= YOUR OBJECTIVE =
Every line below that mentions the word "蛛网模型" should be copied out.

= RECORDED DATA =

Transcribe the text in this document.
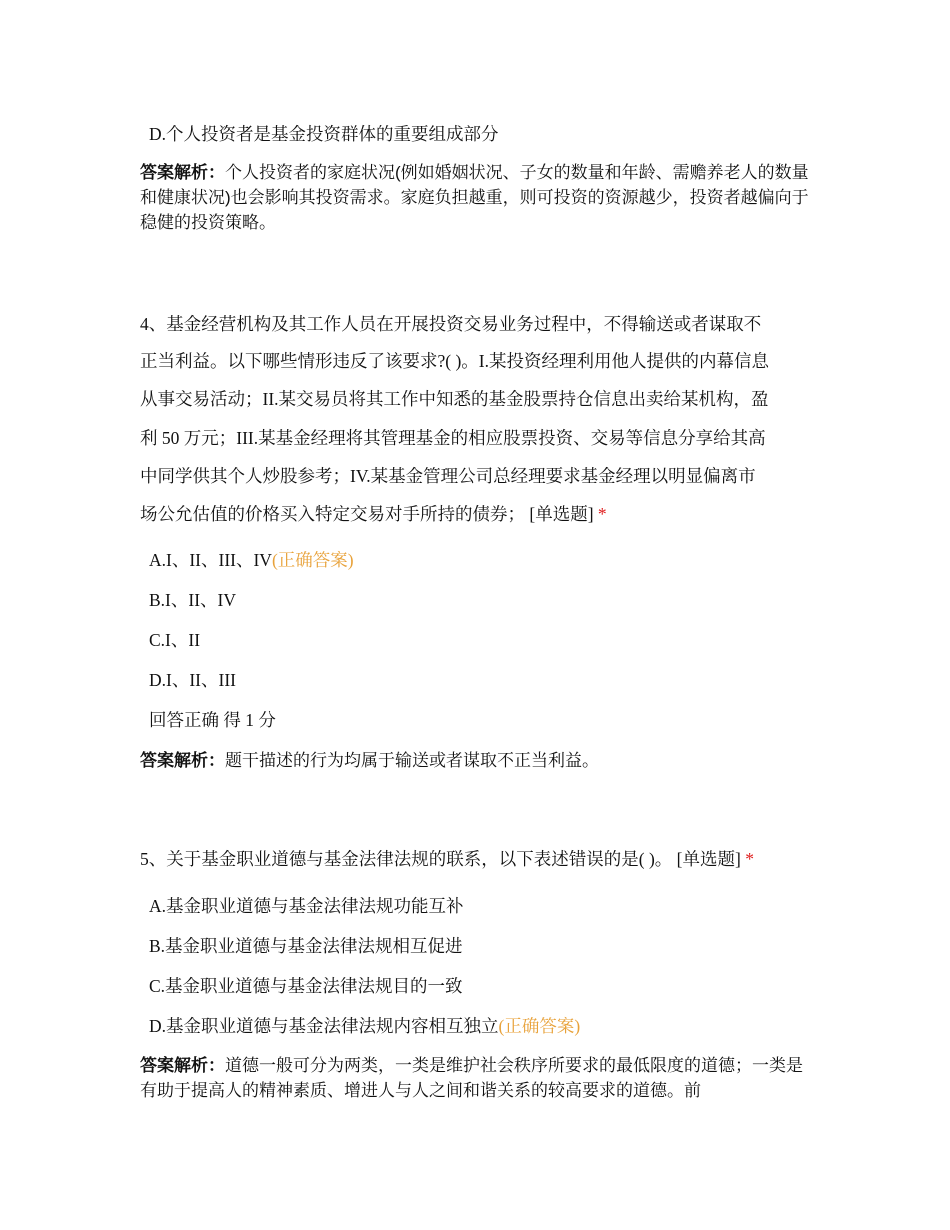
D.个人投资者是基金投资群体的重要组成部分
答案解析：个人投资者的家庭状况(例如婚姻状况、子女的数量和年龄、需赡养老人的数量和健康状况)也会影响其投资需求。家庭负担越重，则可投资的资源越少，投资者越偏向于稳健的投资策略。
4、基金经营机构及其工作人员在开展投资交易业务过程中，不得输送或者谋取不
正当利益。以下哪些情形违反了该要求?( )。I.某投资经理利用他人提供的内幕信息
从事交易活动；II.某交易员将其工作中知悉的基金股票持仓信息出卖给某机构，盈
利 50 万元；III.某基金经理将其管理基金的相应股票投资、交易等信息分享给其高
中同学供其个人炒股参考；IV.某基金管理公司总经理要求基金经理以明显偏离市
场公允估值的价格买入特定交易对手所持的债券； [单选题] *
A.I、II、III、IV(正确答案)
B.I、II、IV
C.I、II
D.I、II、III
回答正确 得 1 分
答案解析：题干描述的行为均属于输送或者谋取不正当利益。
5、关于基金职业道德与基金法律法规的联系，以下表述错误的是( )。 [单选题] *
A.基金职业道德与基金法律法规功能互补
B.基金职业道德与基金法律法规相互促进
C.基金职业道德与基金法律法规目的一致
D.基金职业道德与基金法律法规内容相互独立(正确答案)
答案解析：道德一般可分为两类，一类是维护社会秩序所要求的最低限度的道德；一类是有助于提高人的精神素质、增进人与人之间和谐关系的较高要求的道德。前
--
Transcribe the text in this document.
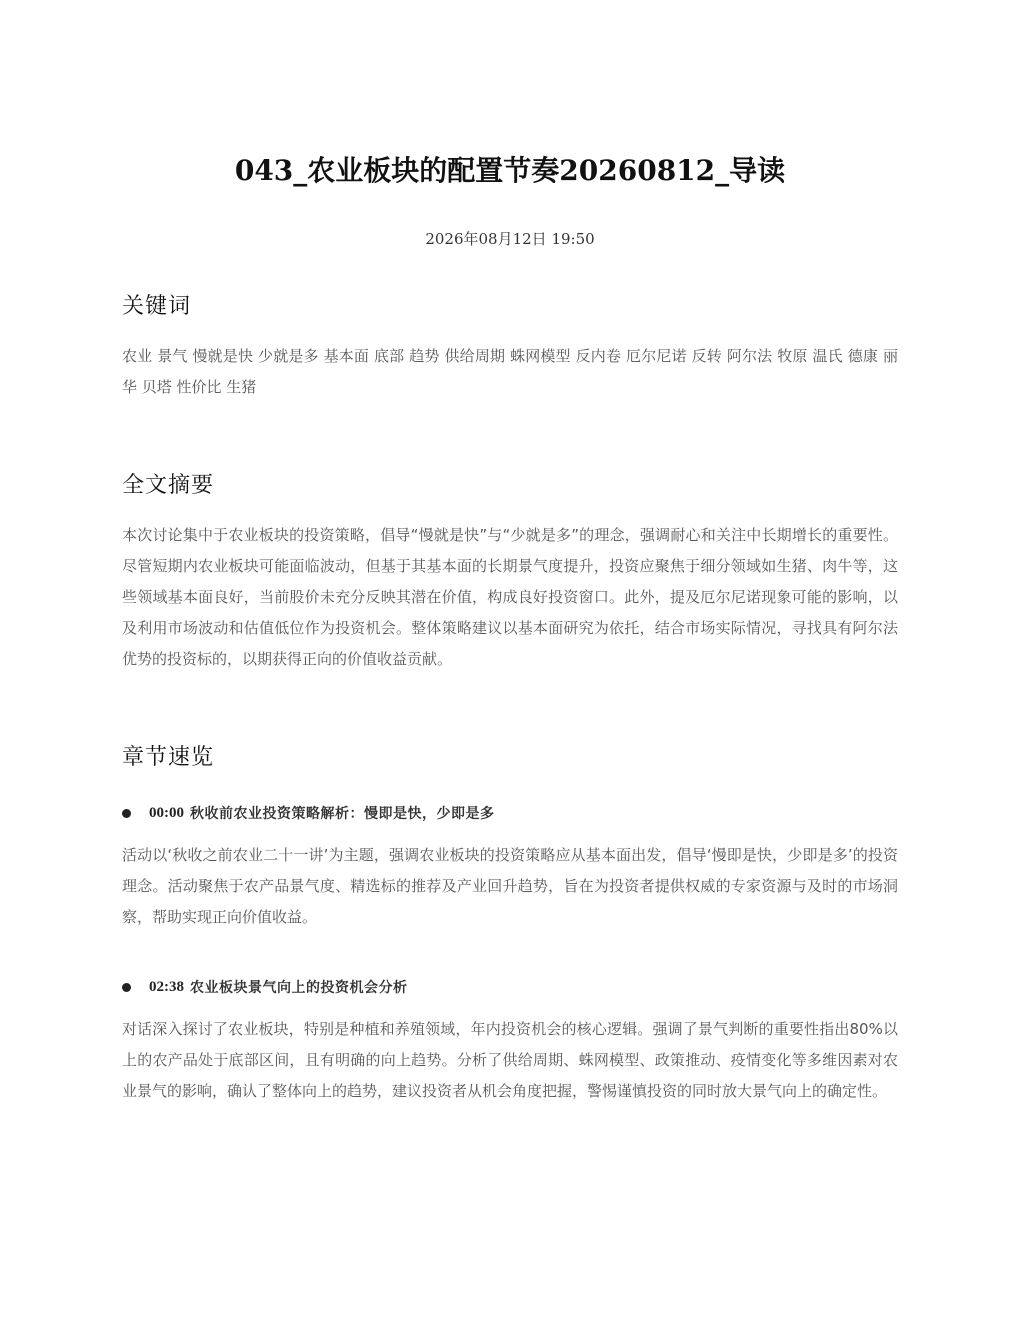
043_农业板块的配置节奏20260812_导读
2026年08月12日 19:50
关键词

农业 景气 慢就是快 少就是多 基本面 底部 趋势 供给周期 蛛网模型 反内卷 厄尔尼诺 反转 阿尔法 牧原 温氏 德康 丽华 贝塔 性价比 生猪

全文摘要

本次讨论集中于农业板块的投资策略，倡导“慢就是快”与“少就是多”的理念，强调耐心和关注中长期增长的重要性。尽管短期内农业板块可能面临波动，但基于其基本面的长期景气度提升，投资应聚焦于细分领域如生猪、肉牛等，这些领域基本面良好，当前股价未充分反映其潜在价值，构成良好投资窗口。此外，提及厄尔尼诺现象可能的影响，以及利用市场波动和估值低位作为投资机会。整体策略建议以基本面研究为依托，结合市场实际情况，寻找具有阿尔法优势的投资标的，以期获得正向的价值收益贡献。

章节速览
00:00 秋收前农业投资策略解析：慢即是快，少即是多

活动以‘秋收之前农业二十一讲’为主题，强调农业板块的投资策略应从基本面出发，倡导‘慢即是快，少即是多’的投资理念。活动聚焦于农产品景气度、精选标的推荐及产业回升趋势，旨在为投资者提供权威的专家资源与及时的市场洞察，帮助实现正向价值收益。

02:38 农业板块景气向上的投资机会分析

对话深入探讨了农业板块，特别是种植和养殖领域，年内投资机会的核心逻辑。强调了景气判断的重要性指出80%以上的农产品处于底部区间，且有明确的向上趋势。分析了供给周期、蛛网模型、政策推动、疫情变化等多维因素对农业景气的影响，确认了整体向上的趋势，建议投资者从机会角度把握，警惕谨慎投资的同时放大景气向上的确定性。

= OUTPUT BELOW =
农业 景气 慢就是快 少就是多 基本面 底部 趋势 供给周期 蛛网模型 反内卷 厄尔尼诺 反转 阿尔法 牧原 温氏 德康 丽华 贝塔 性价比 生猪
对话深入探讨了农业板块，特别是种植和养殖领域，年内投资机会的核心逻辑。强调了景气判断的重要性指出80%以上的农产品处于底部区间，且有明确的向上趋势。分析了供给周期、蛛网模型、政策推动、疫情变化等多维因素对农业景气的影响，确认了整体向上的趋势，建议投资者从机会角度把握，警惕谨慎投资的同时放大景气向上的确定性。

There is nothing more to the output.